-- start of Provided records --
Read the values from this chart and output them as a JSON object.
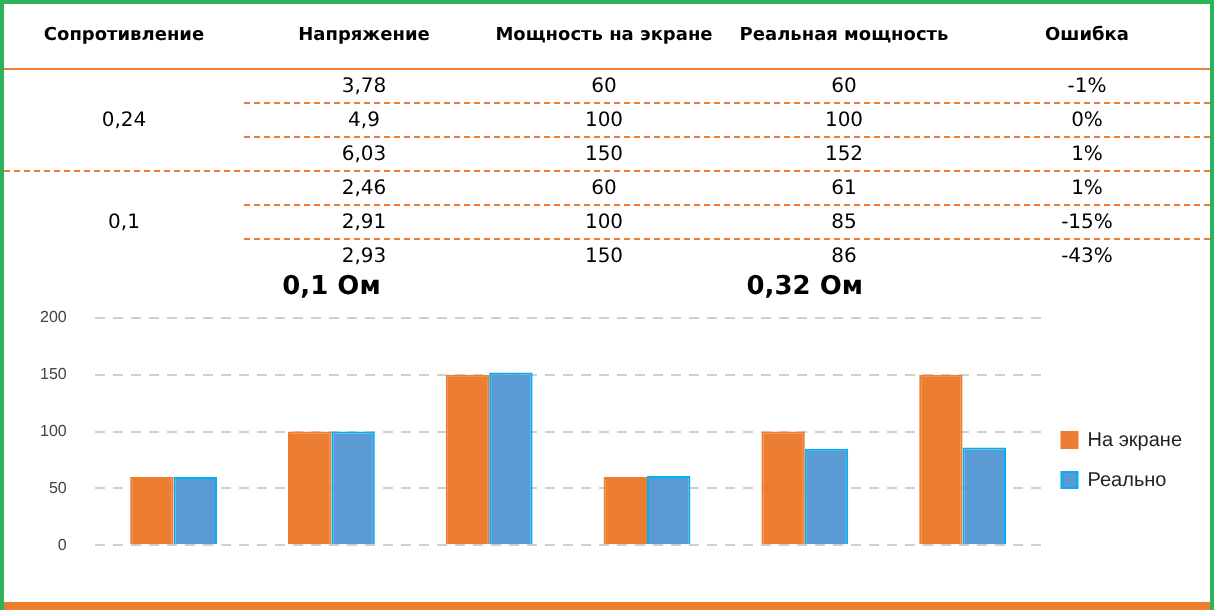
{
  "chart_data": [
    {
      "type": "other",
      "annotations": [
        "Сопротивление",
        "Напряжение",
        "Мощность на экране",
        "Реальная мощность",
        "Ошибка",
        "0,24",
        "3,78",
        "60",
        "60",
        "-1%",
        "4,9",
        "100",
        "100",
        "0%",
        "6,03",
        "150",
        "152",
        "1%",
        "0,1",
        "2,46",
        "60",
        "61",
        "1%",
        "2,91",
        "100",
        "85",
        "-15%",
        "2,93",
        "150",
        "86",
        "-43%"
      ]
    },
    {
      "type": "bar",
      "annotations": [
        "0,1 Ом",
        "0,32 Ом"
      ],
      "categories": [
        null,
        null,
        null,
        null,
        null,
        null
      ],
      "series": [
        {
          "name": "На экране",
          "color": "#ed7d31",
          "values": [
            60,
            100,
            150,
            60,
            100,
            150
          ]
        },
        {
          "name": "Реально",
          "color": "#5b9bd5",
          "values": [
            60,
            100,
            152,
            61,
            85,
            86
          ]
        }
      ],
      "ylim": [
        0,
        200
      ],
      "yticks": [
        0,
        50,
        100,
        150,
        200
      ],
      "grid": "y",
      "legend": "right"
    }
  ]
}
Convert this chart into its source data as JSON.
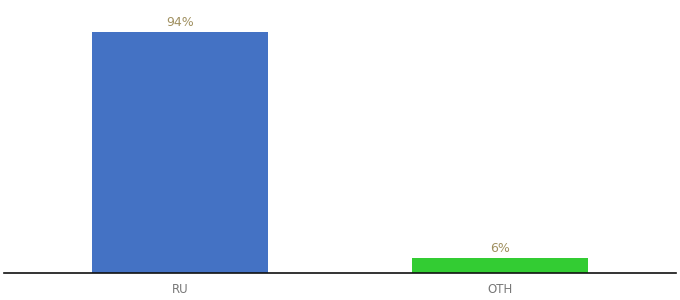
{
  "categories": [
    "RU",
    "OTH"
  ],
  "values": [
    94,
    6
  ],
  "bar_colors": [
    "#4472c4",
    "#33cc33"
  ],
  "label_color": "#a09060",
  "tick_color": "#777777",
  "background_color": "#ffffff",
  "ylim": [
    0,
    105
  ],
  "percentage_labels": [
    "94%",
    "6%"
  ],
  "label_fontsize": 9,
  "tick_fontsize": 8.5,
  "bar_width": 0.55
}
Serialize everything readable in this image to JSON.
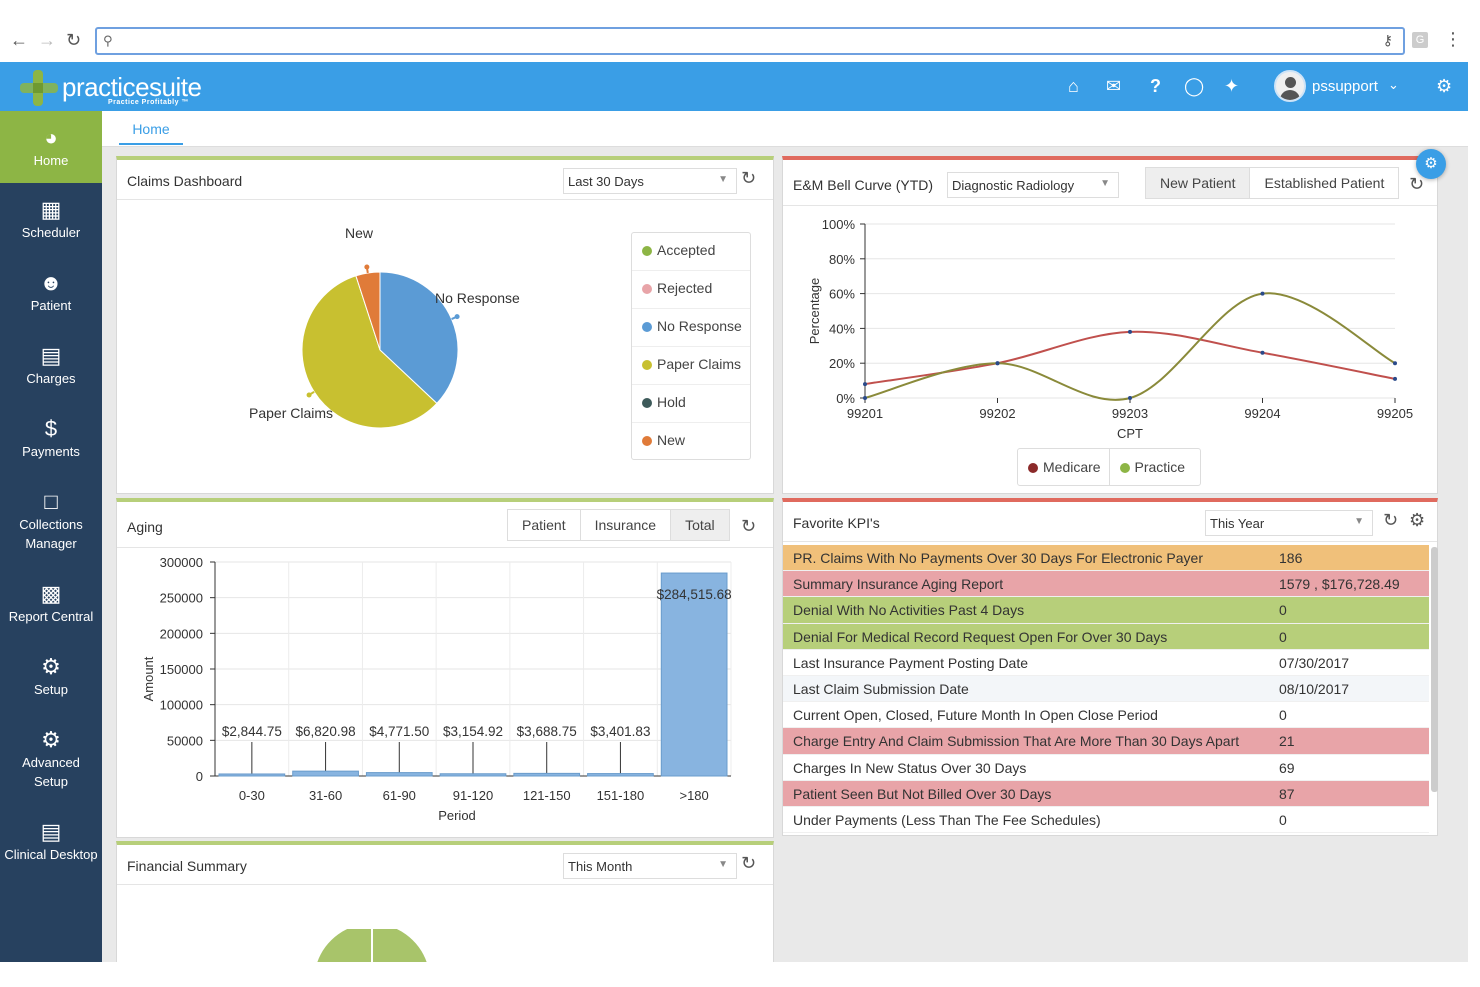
{
  "header": {
    "app_name": "practicesuite",
    "tagline": "Practice Profitably ™",
    "username": "pssupport"
  },
  "colors": {
    "header_blue": "#3a9ee6",
    "sidebar_navy": "#27415f",
    "active_green": "#8db545",
    "kpi_orange": "#f0c07a",
    "kpi_red": "#e8a4a8",
    "kpi_green": "#b7cf7a"
  },
  "sidebar": {
    "items": [
      {
        "label": "Home",
        "icon": "dashboard-icon"
      },
      {
        "label": "Scheduler",
        "icon": "calendar-icon"
      },
      {
        "label": "Patient",
        "icon": "user-icon"
      },
      {
        "label": "Charges",
        "icon": "charges-icon"
      },
      {
        "label": "Payments",
        "icon": "dollar-icon"
      },
      {
        "label": "Collections Manager",
        "icon": "folder-icon"
      },
      {
        "label": "Report Central",
        "icon": "report-icon"
      },
      {
        "label": "Setup",
        "icon": "gear-icon"
      },
      {
        "label": "Advanced Setup",
        "icon": "gears-icon"
      },
      {
        "label": "Clinical Desktop",
        "icon": "clinical-icon"
      }
    ]
  },
  "tabs": {
    "home": "Home"
  },
  "claims": {
    "title": "Claims Dashboard",
    "range": "Last 30 Days",
    "legend": [
      {
        "label": "Accepted",
        "color": "#8db545"
      },
      {
        "label": "Rejected",
        "color": "#e8a4a8"
      },
      {
        "label": "No Response",
        "color": "#5b9bd5"
      },
      {
        "label": "Paper Claims",
        "color": "#c8c030"
      },
      {
        "label": "Hold",
        "color": "#3d5a5a"
      },
      {
        "label": "New",
        "color": "#e07b39"
      }
    ]
  },
  "bell": {
    "title": "E&M Bell Curve (YTD)",
    "specialty": "Diagnostic Radiology",
    "seg_new": "New Patient",
    "seg_established": "Established Patient",
    "legend_medicare": "Medicare",
    "legend_practice": "Practice"
  },
  "aging": {
    "title": "Aging",
    "seg_patient": "Patient",
    "seg_insurance": "Insurance",
    "seg_total": "Total"
  },
  "kpi": {
    "title": "Favorite KPI's",
    "range": "This Year",
    "rows": [
      {
        "name": "PR. Claims With No Payments Over 30 Days For Electronic Payer",
        "value": "186",
        "bg": "#f0c07a"
      },
      {
        "name": "Summary Insurance Aging Report",
        "value": "1579 , $176,728.49",
        "bg": "#e8a4a8"
      },
      {
        "name": "Denial With No Activities Past 4 Days",
        "value": "0",
        "bg": "#b7cf7a"
      },
      {
        "name": "Denial For Medical Record Request Open For Over 30 Days",
        "value": "0",
        "bg": "#b7cf7a"
      },
      {
        "name": "Last Insurance Payment Posting Date",
        "value": "07/30/2017",
        "bg": "#ffffff"
      },
      {
        "name": "Last Claim Submission Date",
        "value": "08/10/2017",
        "bg": "#f3f6f9"
      },
      {
        "name": "Current Open, Closed, Future Month In Open Close Period",
        "value": "0",
        "bg": "#ffffff"
      },
      {
        "name": "Charge Entry And Claim Submission That Are More Than 30 Days Apart",
        "value": "21",
        "bg": "#e8a4a8"
      },
      {
        "name": "Charges In New Status Over 30 Days",
        "value": "69",
        "bg": "#ffffff"
      },
      {
        "name": "Patient Seen But Not Billed Over 30 Days",
        "value": "87",
        "bg": "#e8a4a8"
      },
      {
        "name": "Under Payments (Less Than The Fee Schedules)",
        "value": "0",
        "bg": "#ffffff"
      }
    ]
  },
  "financial": {
    "title": "Financial Summary",
    "range": "This Month"
  },
  "chart_data": [
    {
      "type": "pie",
      "title": "Claims Dashboard",
      "categories": [
        "No Response",
        "Paper Claims",
        "New"
      ],
      "values": [
        37,
        58,
        5
      ],
      "colors": [
        "#5b9bd5",
        "#c8c030",
        "#e07b39"
      ]
    },
    {
      "type": "line",
      "title": "E&M Bell Curve (YTD)",
      "xlabel": "CPT",
      "ylabel": "Percentage",
      "categories": [
        "99201",
        "99202",
        "99203",
        "99204",
        "99205"
      ],
      "y_ticks": [
        "0%",
        "20%",
        "40%",
        "60%",
        "80%",
        "100%"
      ],
      "ylim": [
        0,
        100
      ],
      "series": [
        {
          "name": "Medicare",
          "color": "#c0504d",
          "values": [
            8,
            20,
            38,
            26,
            11
          ]
        },
        {
          "name": "Practice",
          "color": "#8a8a3a",
          "values": [
            0,
            20,
            0,
            60,
            20
          ]
        }
      ]
    },
    {
      "type": "bar",
      "title": "Aging",
      "xlabel": "Period",
      "ylabel": "Amount",
      "categories": [
        "0-30",
        "31-60",
        "61-90",
        "91-120",
        "121-150",
        "151-180",
        ">180"
      ],
      "values": [
        2844.75,
        6820.98,
        4771.5,
        3154.92,
        3688.75,
        3401.83,
        284515.68
      ],
      "labels": [
        "$2,844.75",
        "$6,820.98",
        "$4,771.50",
        "$3,154.92",
        "$3,688.75",
        "$3,401.83",
        "$284,515.68"
      ],
      "y_ticks": [
        "0",
        "50000",
        "100000",
        "150000",
        "200000",
        "250000",
        "300000"
      ],
      "ylim": [
        0,
        300000
      ]
    }
  ]
}
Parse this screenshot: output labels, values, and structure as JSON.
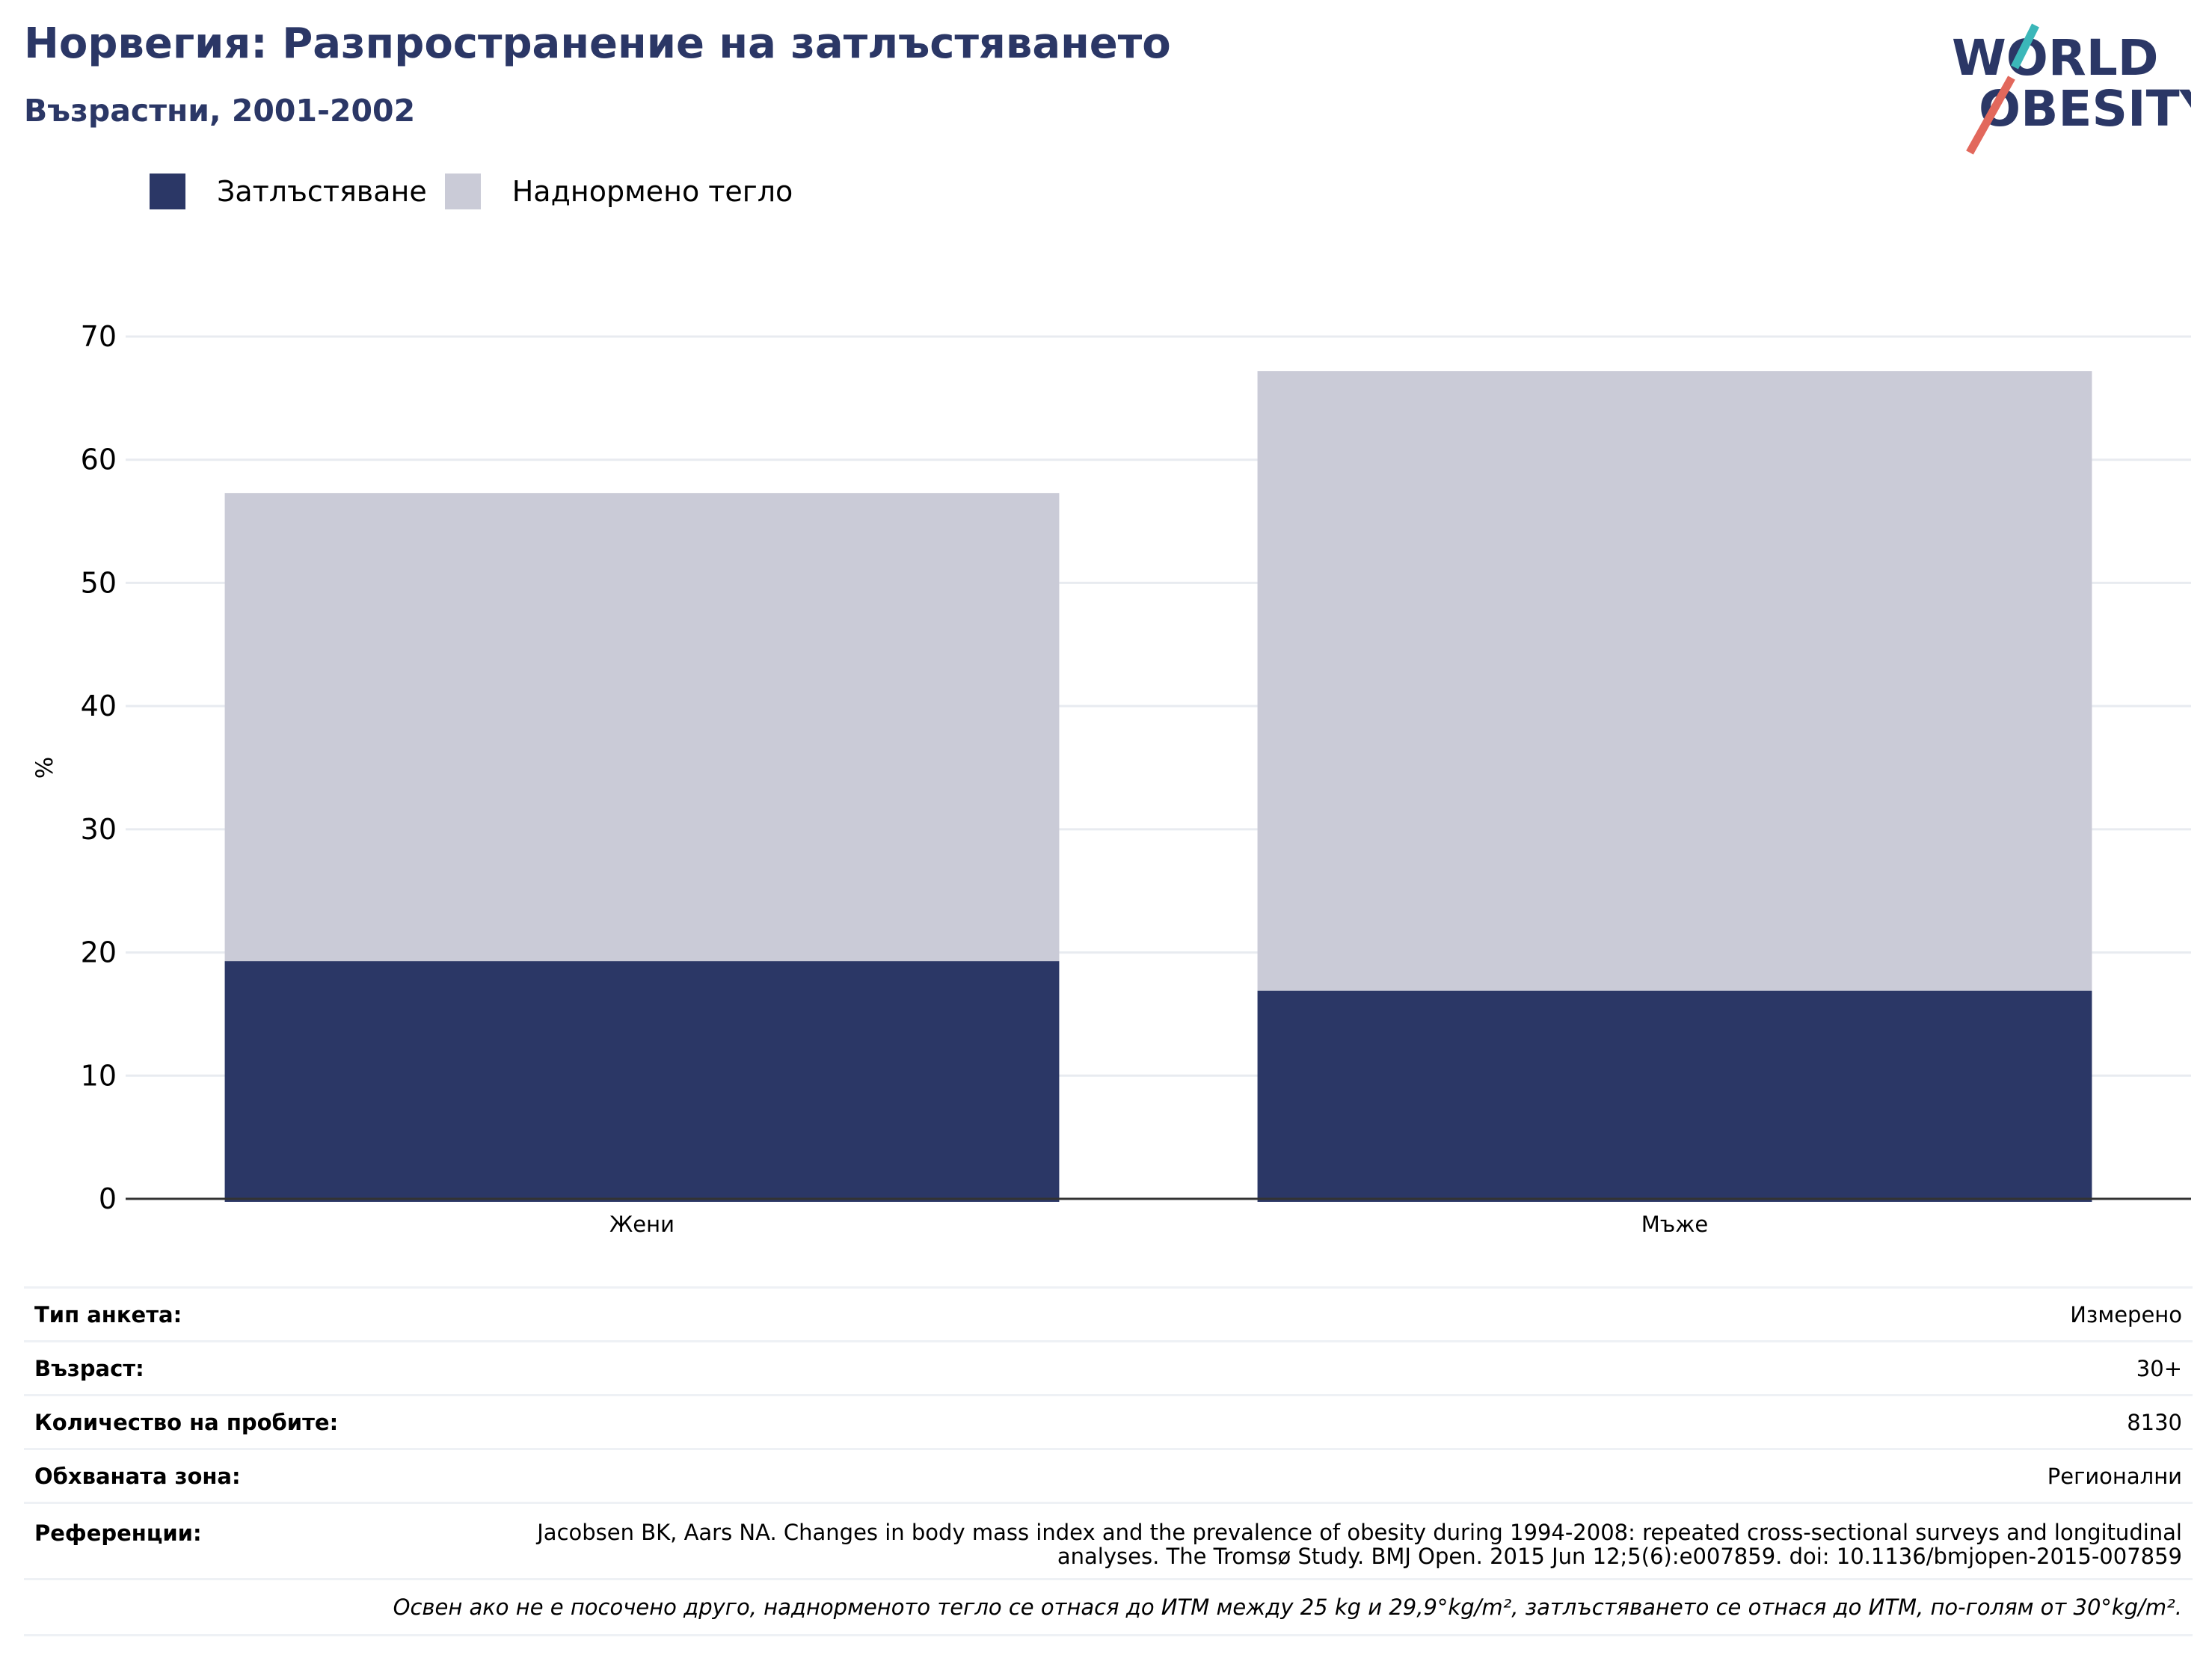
-- end of Provided records --
→ Work to complete
Find each line holding the word "type" and copy it.

→ Full solution
      "type": "other",
      "type": "bar",
      "type": "pie",
      "type": "line",
      "type": "bar",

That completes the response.